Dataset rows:
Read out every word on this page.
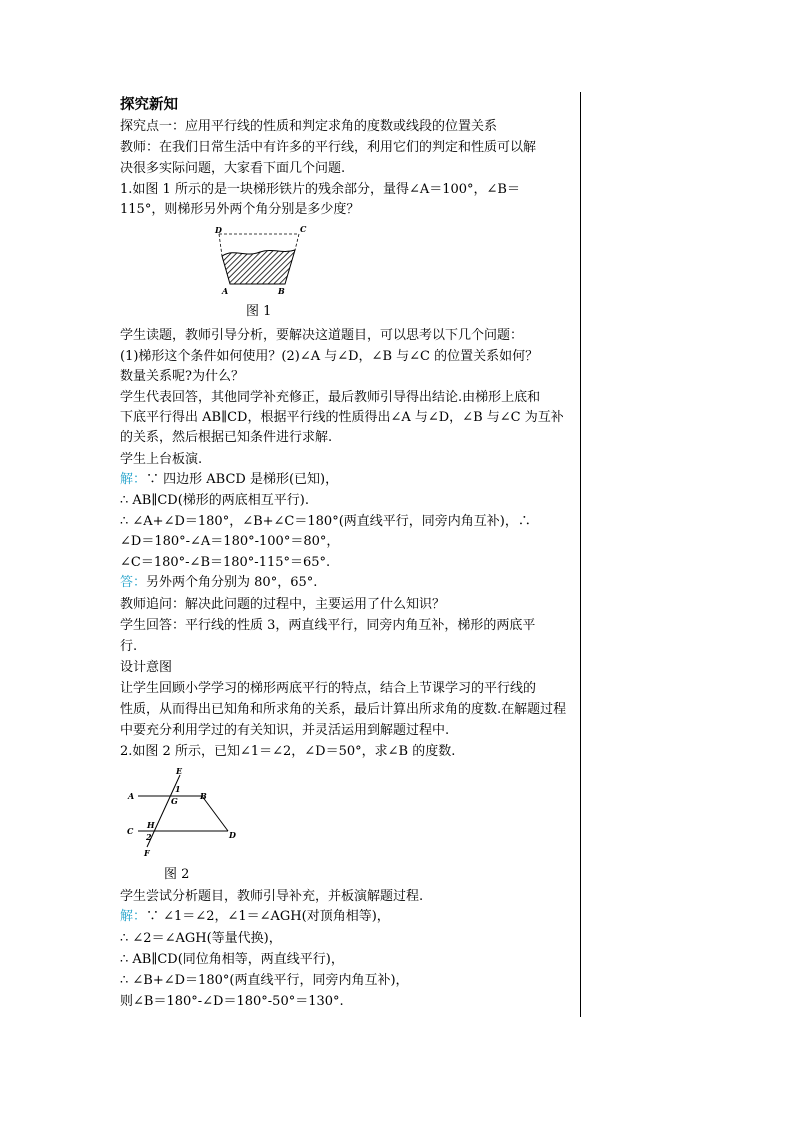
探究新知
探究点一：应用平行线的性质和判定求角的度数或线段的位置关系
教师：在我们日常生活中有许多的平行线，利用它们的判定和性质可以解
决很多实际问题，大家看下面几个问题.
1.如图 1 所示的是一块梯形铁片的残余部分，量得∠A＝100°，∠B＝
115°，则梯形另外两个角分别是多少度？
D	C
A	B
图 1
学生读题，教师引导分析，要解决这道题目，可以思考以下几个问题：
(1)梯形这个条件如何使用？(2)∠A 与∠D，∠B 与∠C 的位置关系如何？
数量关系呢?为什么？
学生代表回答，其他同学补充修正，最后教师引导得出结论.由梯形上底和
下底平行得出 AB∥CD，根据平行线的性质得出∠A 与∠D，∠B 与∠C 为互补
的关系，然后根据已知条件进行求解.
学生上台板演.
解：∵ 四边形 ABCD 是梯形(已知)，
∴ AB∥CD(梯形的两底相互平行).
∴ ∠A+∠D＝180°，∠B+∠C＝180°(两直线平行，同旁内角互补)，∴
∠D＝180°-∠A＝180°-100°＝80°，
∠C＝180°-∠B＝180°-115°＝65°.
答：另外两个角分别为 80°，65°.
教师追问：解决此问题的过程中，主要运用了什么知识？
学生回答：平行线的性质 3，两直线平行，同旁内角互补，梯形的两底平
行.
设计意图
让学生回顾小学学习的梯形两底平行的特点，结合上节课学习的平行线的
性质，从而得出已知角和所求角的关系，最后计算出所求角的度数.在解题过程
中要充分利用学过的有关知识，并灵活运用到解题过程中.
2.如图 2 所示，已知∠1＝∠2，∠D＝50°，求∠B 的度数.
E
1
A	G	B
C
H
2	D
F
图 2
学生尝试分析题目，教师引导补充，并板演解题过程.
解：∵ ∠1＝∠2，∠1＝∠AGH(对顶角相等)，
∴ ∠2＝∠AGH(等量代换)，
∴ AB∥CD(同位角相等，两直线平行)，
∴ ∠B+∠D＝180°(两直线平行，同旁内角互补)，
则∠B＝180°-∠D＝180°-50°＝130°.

— Exercise goal —
Show the lines of the records that contain the word "同旁内角互补".

— Output below —
∴ ∠A+∠D＝180°，∠B+∠C＝180°(两直线平行，同旁内角互补)，∴
学生回答：平行线的性质 3，两直线平行，同旁内角互补，梯形的两底平
∴ ∠B+∠D＝180°(两直线平行，同旁内角互补)，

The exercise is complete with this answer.